» **Exercise brief**
Quote all of the data exactly as given. Skip every picture it contains.

**** Entries

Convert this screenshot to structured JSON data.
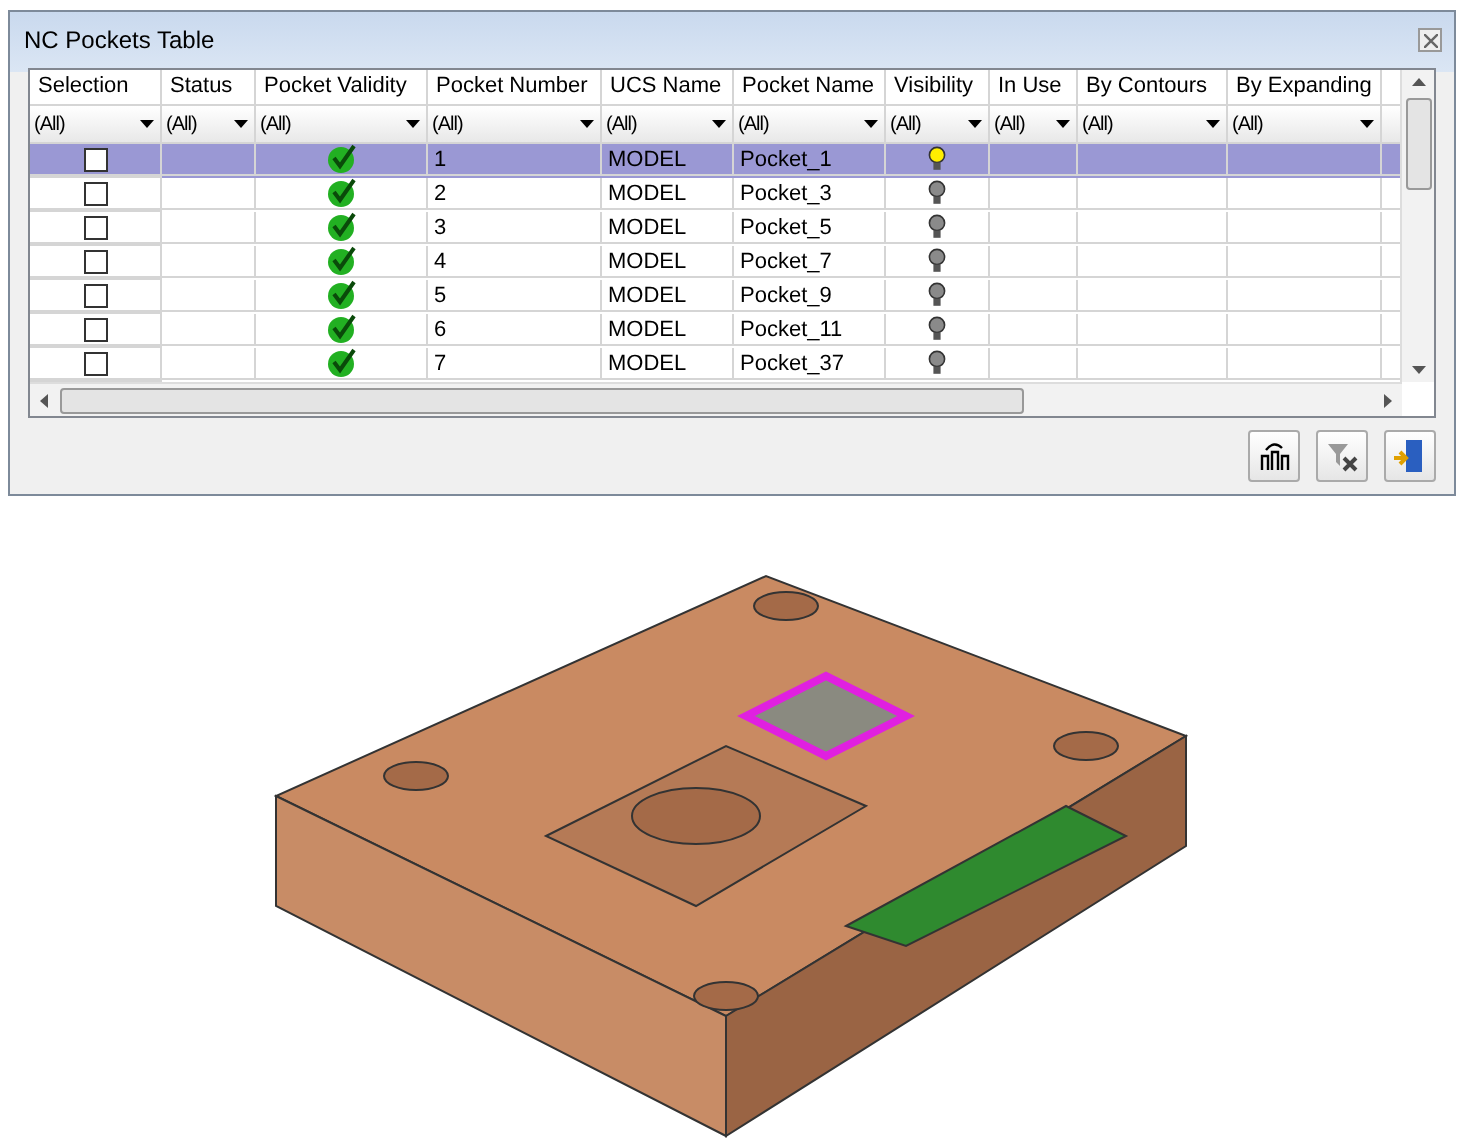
{
  "window": {
    "title": "NC Pockets Table"
  },
  "table": {
    "columns": [
      "Selection",
      "Status",
      "Pocket Validity",
      "Pocket Number",
      "UCS Name",
      "Pocket Name",
      "Visibility",
      "In Use",
      "By Contours",
      "By Expanding"
    ],
    "filters": [
      "(All)",
      "(All)",
      "(All)",
      "(All)",
      "(All)",
      "(All)",
      "(All)",
      "(All)",
      "(All)",
      "(All)"
    ],
    "rows": [
      {
        "selected": true,
        "checked": false,
        "valid": true,
        "number": "1",
        "ucs": "MODEL",
        "name": "Pocket_1",
        "visible": true
      },
      {
        "selected": false,
        "checked": false,
        "valid": true,
        "number": "2",
        "ucs": "MODEL",
        "name": "Pocket_3",
        "visible": false
      },
      {
        "selected": false,
        "checked": false,
        "valid": true,
        "number": "3",
        "ucs": "MODEL",
        "name": "Pocket_5",
        "visible": false
      },
      {
        "selected": false,
        "checked": false,
        "valid": true,
        "number": "4",
        "ucs": "MODEL",
        "name": "Pocket_7",
        "visible": false
      },
      {
        "selected": false,
        "checked": false,
        "valid": true,
        "number": "5",
        "ucs": "MODEL",
        "name": "Pocket_9",
        "visible": false
      },
      {
        "selected": false,
        "checked": false,
        "valid": true,
        "number": "6",
        "ucs": "MODEL",
        "name": "Pocket_11",
        "visible": false
      },
      {
        "selected": false,
        "checked": false,
        "valid": true,
        "number": "7",
        "ucs": "MODEL",
        "name": "Pocket_37",
        "visible": false
      }
    ]
  }
}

********

» **Solved problem**
Convert this screenshot to structured JSON data.
{
  "window": {
    "title": "NC Pockets Table"
  },
  "table": {
    "columns": [
      "Selection",
      "Status",
      "Pocket Validity",
      "Pocket Number",
      "UCS Name",
      "Pocket Name",
      "Visibility",
      "In Use",
      "By Contours",
      "By Expanding"
    ],
    "filters": [
      "(All)",
      "(All)",
      "(All)",
      "(All)",
      "(All)",
      "(All)",
      "(All)",
      "(All)",
      "(All)",
      "(All)"
    ],
    "rows": [
      {
        "selected": true,
        "checked": false,
        "valid": true,
        "number": "1",
        "ucs": "MODEL",
        "name": "Pocket_1",
        "visible": true
      },
      {
        "selected": false,
        "checked": false,
        "valid": true,
        "number": "2",
        "ucs": "MODEL",
        "name": "Pocket_3",
        "visible": false
      },
      {
        "selected": false,
        "checked": false,
        "valid": true,
        "number": "3",
        "ucs": "MODEL",
        "name": "Pocket_5",
        "visible": false
      },
      {
        "selected": false,
        "checked": false,
        "valid": true,
        "number": "4",
        "ucs": "MODEL",
        "name": "Pocket_7",
        "visible": false
      },
      {
        "selected": false,
        "checked": false,
        "valid": true,
        "number": "5",
        "ucs": "MODEL",
        "name": "Pocket_9",
        "visible": false
      },
      {
        "selected": false,
        "checked": false,
        "valid": true,
        "number": "6",
        "ucs": "MODEL",
        "name": "Pocket_11",
        "visible": false
      },
      {
        "selected": false,
        "checked": false,
        "valid": true,
        "number": "7",
        "ucs": "MODEL",
        "name": "Pocket_37",
        "visible": false
      }
    ]
  }
}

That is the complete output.